- Prompt
Repeat every record below exactly as written.

+++

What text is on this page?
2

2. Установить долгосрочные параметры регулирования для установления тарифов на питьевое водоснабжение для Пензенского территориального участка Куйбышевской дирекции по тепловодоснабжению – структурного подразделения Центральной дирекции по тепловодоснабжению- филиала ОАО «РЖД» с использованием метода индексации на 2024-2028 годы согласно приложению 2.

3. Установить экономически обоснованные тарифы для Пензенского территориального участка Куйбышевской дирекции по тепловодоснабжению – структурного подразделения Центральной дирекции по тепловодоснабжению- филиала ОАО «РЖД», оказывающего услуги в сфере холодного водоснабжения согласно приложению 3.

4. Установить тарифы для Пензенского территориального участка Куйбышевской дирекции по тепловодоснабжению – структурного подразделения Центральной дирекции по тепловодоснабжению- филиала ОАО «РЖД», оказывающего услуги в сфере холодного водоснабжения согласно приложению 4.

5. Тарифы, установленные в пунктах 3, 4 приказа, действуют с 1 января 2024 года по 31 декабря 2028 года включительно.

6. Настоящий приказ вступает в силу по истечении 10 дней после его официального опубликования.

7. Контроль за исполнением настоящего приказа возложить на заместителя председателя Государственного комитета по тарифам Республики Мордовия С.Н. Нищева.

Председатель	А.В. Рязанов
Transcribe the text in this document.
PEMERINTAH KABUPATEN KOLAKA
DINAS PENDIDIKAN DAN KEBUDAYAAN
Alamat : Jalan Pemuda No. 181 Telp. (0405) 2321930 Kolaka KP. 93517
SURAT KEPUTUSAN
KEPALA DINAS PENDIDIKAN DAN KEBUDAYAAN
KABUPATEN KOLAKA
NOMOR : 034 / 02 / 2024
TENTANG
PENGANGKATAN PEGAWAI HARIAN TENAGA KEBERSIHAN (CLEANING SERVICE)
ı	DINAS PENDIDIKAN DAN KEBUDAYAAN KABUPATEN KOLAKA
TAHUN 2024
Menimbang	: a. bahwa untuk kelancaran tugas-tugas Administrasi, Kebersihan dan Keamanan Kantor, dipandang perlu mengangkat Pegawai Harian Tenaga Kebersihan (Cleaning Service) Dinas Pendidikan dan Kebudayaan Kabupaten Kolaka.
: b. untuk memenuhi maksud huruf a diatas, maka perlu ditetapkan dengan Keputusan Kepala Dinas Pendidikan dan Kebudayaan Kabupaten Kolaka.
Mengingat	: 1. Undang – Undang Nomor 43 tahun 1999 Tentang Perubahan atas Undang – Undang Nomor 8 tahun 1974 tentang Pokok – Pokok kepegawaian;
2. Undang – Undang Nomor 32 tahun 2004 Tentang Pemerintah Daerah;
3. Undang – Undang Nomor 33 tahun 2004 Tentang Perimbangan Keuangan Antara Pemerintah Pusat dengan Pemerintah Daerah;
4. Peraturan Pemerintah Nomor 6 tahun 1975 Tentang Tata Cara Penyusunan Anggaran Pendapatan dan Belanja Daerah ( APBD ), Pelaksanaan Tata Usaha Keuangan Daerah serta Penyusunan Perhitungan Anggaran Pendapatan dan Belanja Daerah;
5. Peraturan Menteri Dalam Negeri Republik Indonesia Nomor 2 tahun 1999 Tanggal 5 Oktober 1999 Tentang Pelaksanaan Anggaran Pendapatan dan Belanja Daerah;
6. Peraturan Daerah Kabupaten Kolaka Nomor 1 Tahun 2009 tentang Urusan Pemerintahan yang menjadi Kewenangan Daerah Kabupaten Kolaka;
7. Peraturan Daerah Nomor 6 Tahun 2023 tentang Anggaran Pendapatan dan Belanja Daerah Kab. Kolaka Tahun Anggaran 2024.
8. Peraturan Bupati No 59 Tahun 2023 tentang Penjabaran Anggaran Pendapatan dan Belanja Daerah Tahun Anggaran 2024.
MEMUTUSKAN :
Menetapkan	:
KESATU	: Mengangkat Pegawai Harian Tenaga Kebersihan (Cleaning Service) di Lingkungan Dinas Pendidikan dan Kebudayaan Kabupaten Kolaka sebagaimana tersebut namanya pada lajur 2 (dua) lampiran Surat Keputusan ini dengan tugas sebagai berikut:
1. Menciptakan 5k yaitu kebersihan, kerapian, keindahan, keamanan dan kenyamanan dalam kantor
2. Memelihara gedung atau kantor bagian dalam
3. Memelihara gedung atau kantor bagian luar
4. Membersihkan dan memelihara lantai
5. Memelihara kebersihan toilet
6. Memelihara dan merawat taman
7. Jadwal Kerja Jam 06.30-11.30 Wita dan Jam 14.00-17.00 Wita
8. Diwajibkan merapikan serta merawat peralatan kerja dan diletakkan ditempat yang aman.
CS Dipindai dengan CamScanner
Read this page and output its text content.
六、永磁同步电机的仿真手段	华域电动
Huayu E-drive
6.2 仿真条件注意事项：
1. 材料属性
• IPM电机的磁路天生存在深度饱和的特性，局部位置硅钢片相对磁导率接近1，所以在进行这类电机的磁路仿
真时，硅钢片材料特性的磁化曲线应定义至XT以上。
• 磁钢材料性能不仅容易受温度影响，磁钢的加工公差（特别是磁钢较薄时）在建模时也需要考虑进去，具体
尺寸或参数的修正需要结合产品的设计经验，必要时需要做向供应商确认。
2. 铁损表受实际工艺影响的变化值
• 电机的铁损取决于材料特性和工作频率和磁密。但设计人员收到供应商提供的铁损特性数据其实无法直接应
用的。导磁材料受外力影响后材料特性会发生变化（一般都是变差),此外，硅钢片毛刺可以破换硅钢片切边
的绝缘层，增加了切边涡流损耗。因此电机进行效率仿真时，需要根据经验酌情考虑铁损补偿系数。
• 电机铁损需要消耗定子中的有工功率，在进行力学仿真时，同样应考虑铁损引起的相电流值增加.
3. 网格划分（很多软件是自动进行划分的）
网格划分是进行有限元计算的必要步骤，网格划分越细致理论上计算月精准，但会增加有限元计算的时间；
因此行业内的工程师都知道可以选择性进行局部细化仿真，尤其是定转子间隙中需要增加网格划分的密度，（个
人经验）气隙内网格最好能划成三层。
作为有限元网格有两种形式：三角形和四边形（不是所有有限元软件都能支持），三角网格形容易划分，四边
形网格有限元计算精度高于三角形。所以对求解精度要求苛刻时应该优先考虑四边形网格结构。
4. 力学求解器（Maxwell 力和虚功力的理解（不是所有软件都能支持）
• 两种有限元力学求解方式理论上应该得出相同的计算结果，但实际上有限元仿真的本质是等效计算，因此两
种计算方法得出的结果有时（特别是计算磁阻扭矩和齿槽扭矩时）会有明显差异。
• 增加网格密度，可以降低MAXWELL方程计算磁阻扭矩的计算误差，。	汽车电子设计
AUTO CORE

+++

- The answer
What text is on this page?
2

2. Установить долгосрочные параметры регулирования для установления тарифов на питьевое водоснабжение для Пензенского территориального участка Куйбышевской дирекции по тепловодоснабжению – структурного подразделения Центральной дирекции по тепловодоснабжению- филиала ОАО «РЖД» с использованием метода индексации на 2024-2028 годы согласно приложению 2.

3. Установить экономически обоснованные тарифы для Пензенского территориального участка Куйбышевской дирекции по тепловодоснабжению – структурного подразделения Центральной дирекции по тепловодоснабжению- филиала ОАО «РЖД», оказывающего услуги в сфере холодного водоснабжения согласно приложению 3.

4. Установить тарифы для Пензенского территориального участка Куйбышевской дирекции по тепловодоснабжению – структурного подразделения Центральной дирекции по тепловодоснабжению- филиала ОАО «РЖД», оказывающего услуги в сфере холодного водоснабжения согласно приложению 4.

5. Тарифы, установленные в пунктах 3, 4 приказа, действуют с 1 января 2024 года по 31 декабря 2028 года включительно.

6. Настоящий приказ вступает в силу по истечении 10 дней после его официального опубликования.

7. Контроль за исполнением настоящего приказа возложить на заместителя председателя Государственного комитета по тарифам Республики Мордовия С.Н. Нищева.

Председатель	А.В. Рязанов
Transcribe the text in this document.
PEMERINTAH KABUPATEN KOLAKA
DINAS PENDIDIKAN DAN KEBUDAYAAN
Alamat : Jalan Pemuda No. 181 Telp. (0405) 2321930 Kolaka KP. 93517
SURAT KEPUTUSAN
KEPALA DINAS PENDIDIKAN DAN KEBUDAYAAN
KABUPATEN KOLAKA
NOMOR : 034 / 02 / 2024
TENTANG
PENGANGKATAN PEGAWAI HARIAN TENAGA KEBERSIHAN (CLEANING SERVICE)
ı	DINAS PENDIDIKAN DAN KEBUDAYAAN KABUPATEN KOLAKA
TAHUN 2024
Menimbang	: a. bahwa untuk kelancaran tugas-tugas Administrasi, Kebersihan dan Keamanan Kantor, dipandang perlu mengangkat Pegawai Harian Tenaga Kebersihan (Cleaning Service) Dinas Pendidikan dan Kebudayaan Kabupaten Kolaka.
: b. untuk memenuhi maksud huruf a diatas, maka perlu ditetapkan dengan Keputusan Kepala Dinas Pendidikan dan Kebudayaan Kabupaten Kolaka.
Mengingat	: 1. Undang – Undang Nomor 43 tahun 1999 Tentang Perubahan atas Undang – Undang Nomor 8 tahun 1974 tentang Pokok – Pokok kepegawaian;
2. Undang – Undang Nomor 32 tahun 2004 Tentang Pemerintah Daerah;
3. Undang – Undang Nomor 33 tahun 2004 Tentang Perimbangan Keuangan Antara Pemerintah Pusat dengan Pemerintah Daerah;
4. Peraturan Pemerintah Nomor 6 tahun 1975 Tentang Tata Cara Penyusunan Anggaran Pendapatan dan Belanja Daerah ( APBD ), Pelaksanaan Tata Usaha Keuangan Daerah serta Penyusunan Perhitungan Anggaran Pendapatan dan Belanja Daerah;
5. Peraturan Menteri Dalam Negeri Republik Indonesia Nomor 2 tahun 1999 Tanggal 5 Oktober 1999 Tentang Pelaksanaan Anggaran Pendapatan dan Belanja Daerah;
6. Peraturan Daerah Kabupaten Kolaka Nomor 1 Tahun 2009 tentang Urusan Pemerintahan yang menjadi Kewenangan Daerah Kabupaten Kolaka;
7. Peraturan Daerah Nomor 6 Tahun 2023 tentang Anggaran Pendapatan dan Belanja Daerah Kab. Kolaka Tahun Anggaran 2024.
8. Peraturan Bupati No 59 Tahun 2023 tentang Penjabaran Anggaran Pendapatan dan Belanja Daerah Tahun Anggaran 2024.
MEMUTUSKAN :
Menetapkan	:
KESATU	: Mengangkat Pegawai Harian Tenaga Kebersihan (Cleaning Service) di Lingkungan Dinas Pendidikan dan Kebudayaan Kabupaten Kolaka sebagaimana tersebut namanya pada lajur 2 (dua) lampiran Surat Keputusan ini dengan tugas sebagai berikut:
1. Menciptakan 5k yaitu kebersihan, kerapian, keindahan, keamanan dan kenyamanan dalam kantor
2. Memelihara gedung atau kantor bagian dalam
3. Memelihara gedung atau kantor bagian luar
4. Membersihkan dan memelihara lantai
5. Memelihara kebersihan toilet
6. Memelihara dan merawat taman
7. Jadwal Kerja Jam 06.30-11.30 Wita dan Jam 14.00-17.00 Wita
8. Diwajibkan merapikan serta merawat peralatan kerja dan diletakkan ditempat yang aman.
CS Dipindai dengan CamScanner
Read this page and output its text content.
六、永磁同步电机的仿真手段	华域电动
Huayu E-drive
6.2 仿真条件注意事项：
1. 材料属性
• IPM电机的磁路天生存在深度饱和的特性，局部位置硅钢片相对磁导率接近1，所以在进行这类电机的磁路仿
真时，硅钢片材料特性的磁化曲线应定义至XT以上。
• 磁钢材料性能不仅容易受温度影响，磁钢的加工公差（特别是磁钢较薄时）在建模时也需要考虑进去，具体
尺寸或参数的修正需要结合产品的设计经验，必要时需要做向供应商确认。
2. 铁损表受实际工艺影响的变化值
• 电机的铁损取决于材料特性和工作频率和磁密。但设计人员收到供应商提供的铁损特性数据其实无法直接应
用的。导磁材料受外力影响后材料特性会发生变化（一般都是变差),此外，硅钢片毛刺可以破换硅钢片切边
的绝缘层，增加了切边涡流损耗。因此电机进行效率仿真时，需要根据经验酌情考虑铁损补偿系数。
• 电机铁损需要消耗定子中的有工功率，在进行力学仿真时，同样应考虑铁损引起的相电流值增加.
3. 网格划分（很多软件是自动进行划分的）
网格划分是进行有限元计算的必要步骤，网格划分越细致理论上计算月精准，但会增加有限元计算的时间；
因此行业内的工程师都知道可以选择性进行局部细化仿真，尤其是定转子间隙中需要增加网格划分的密度，（个
人经验）气隙内网格最好能划成三层。
作为有限元网格有两种形式：三角形和四边形（不是所有有限元软件都能支持），三角网格形容易划分，四边
形网格有限元计算精度高于三角形。所以对求解精度要求苛刻时应该优先考虑四边形网格结构。
4. 力学求解器（Maxwell 力和虚功力的理解（不是所有软件都能支持）
• 两种有限元力学求解方式理论上应该得出相同的计算结果，但实际上有限元仿真的本质是等效计算，因此两
种计算方法得出的结果有时（特别是计算磁阻扭矩和齿槽扭矩时）会有明显差异。
• 增加网格密度，可以降低MAXWELL方程计算磁阻扭矩的计算误差，。	汽车电子设计
AUTO CORE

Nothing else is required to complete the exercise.